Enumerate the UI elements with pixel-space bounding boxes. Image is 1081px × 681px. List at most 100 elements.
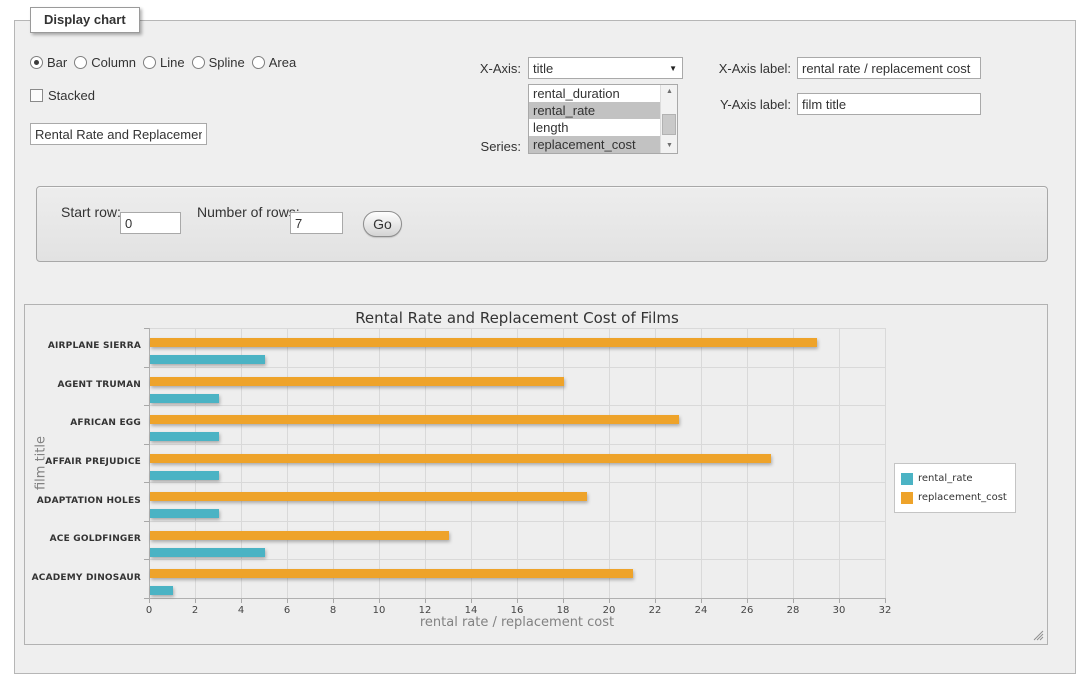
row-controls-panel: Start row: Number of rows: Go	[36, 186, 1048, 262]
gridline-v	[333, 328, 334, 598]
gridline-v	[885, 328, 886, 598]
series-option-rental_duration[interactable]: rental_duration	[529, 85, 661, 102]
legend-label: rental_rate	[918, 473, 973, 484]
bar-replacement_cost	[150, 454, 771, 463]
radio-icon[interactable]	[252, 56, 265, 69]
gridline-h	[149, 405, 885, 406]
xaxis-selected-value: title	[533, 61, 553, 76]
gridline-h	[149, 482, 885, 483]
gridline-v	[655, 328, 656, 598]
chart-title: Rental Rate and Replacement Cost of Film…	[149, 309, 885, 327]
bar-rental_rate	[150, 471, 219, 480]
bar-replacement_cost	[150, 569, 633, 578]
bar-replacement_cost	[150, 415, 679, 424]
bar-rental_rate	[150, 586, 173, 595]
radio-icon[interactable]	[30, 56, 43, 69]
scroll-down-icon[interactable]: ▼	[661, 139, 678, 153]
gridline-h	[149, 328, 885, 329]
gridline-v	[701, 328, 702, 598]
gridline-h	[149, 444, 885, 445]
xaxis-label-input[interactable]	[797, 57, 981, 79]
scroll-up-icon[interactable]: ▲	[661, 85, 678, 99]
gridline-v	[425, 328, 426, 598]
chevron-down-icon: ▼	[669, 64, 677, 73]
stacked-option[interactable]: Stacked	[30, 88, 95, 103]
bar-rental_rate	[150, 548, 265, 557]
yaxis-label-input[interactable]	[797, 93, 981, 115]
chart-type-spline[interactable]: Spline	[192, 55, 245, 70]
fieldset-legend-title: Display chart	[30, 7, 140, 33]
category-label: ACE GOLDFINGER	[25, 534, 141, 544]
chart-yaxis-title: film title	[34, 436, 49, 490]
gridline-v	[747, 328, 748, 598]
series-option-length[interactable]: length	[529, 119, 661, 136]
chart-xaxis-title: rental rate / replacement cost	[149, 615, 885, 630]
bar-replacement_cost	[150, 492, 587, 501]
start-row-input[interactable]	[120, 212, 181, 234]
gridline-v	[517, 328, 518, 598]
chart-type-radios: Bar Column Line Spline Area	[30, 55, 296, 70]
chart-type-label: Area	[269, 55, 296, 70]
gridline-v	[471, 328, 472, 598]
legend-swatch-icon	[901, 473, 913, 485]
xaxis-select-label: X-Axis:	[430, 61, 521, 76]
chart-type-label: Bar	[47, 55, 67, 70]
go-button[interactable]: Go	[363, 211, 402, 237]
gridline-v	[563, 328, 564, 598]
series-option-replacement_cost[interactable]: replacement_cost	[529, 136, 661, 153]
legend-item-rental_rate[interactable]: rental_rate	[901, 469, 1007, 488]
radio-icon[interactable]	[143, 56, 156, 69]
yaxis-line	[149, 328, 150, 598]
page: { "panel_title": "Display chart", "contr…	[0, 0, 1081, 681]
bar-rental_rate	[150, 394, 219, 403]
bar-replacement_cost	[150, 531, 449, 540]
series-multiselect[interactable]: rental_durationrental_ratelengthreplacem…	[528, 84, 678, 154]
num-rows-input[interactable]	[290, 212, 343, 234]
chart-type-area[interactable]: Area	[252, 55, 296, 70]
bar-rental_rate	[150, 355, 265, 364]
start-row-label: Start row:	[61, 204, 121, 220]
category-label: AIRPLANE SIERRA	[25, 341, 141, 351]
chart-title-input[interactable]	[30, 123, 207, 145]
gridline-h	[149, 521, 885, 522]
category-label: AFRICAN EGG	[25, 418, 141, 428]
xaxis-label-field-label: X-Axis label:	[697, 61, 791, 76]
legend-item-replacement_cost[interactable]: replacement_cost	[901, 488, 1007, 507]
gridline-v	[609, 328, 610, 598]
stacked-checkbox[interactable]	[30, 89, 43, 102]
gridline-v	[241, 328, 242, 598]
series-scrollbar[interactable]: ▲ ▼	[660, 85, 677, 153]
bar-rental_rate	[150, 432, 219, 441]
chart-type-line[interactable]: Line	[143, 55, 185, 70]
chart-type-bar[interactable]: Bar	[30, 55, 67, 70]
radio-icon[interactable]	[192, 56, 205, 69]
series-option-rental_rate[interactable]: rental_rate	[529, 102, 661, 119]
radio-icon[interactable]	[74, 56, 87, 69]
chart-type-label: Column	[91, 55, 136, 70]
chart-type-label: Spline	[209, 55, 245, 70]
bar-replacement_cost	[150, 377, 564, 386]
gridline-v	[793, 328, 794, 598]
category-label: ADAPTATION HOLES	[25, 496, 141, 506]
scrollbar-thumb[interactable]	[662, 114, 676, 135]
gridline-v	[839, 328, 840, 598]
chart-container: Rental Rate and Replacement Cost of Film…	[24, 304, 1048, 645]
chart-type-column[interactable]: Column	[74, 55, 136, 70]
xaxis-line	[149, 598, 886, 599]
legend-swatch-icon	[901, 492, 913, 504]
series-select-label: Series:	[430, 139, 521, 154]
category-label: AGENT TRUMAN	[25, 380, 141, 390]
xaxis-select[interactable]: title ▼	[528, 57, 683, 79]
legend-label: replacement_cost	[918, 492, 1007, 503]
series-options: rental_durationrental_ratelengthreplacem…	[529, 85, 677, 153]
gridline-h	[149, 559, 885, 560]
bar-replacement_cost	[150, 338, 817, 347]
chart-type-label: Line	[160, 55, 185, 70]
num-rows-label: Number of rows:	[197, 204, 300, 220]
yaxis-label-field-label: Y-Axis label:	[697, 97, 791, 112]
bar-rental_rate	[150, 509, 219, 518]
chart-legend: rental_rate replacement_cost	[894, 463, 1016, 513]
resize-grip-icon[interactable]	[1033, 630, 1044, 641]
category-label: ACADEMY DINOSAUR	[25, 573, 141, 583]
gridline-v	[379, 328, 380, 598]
# # # # # # #
Copy out the lines from the line with "row-controls-panel: Start row: Number" to the line with "93, 981, 115]", changing every "gridline-h" to "horizontal-gridline" and keeping everything else the same. Give only those lines.

row-controls-panel: Start row: Number of rows: Go	[36, 186, 1048, 262]
gridline-v	[333, 328, 334, 598]
gridline-v	[885, 328, 886, 598]
series-option-rental_duration[interactable]: rental_duration	[529, 85, 661, 102]
legend-label: rental_rate	[918, 473, 973, 484]
bar-replacement_cost	[150, 454, 771, 463]
radio-icon[interactable]	[252, 56, 265, 69]
horizontal-gridline	[149, 405, 885, 406]
xaxis-selected-value: title	[533, 61, 553, 76]
horizontal-gridline	[149, 482, 885, 483]
gridline-v	[655, 328, 656, 598]
chart-title: Rental Rate and Replacement Cost of Film…	[149, 309, 885, 327]
bar-rental_rate	[150, 471, 219, 480]
bar-replacement_cost	[150, 569, 633, 578]
bar-replacement_cost	[150, 415, 679, 424]
bar-rental_rate	[150, 586, 173, 595]
radio-icon[interactable]	[30, 56, 43, 69]
scroll-down-icon[interactable]: ▼	[661, 139, 678, 153]
horizontal-gridline	[149, 328, 885, 329]
gridline-v	[701, 328, 702, 598]
horizontal-gridline	[149, 444, 885, 445]
xaxis-label-input[interactable]	[797, 57, 981, 79]
scroll-up-icon[interactable]: ▲	[661, 85, 678, 99]
gridline-v	[425, 328, 426, 598]
chevron-down-icon: ▼	[669, 64, 677, 73]
stacked-option[interactable]: Stacked	[30, 88, 95, 103]
bar-rental_rate	[150, 548, 265, 557]
yaxis-label-input[interactable]	[797, 93, 981, 115]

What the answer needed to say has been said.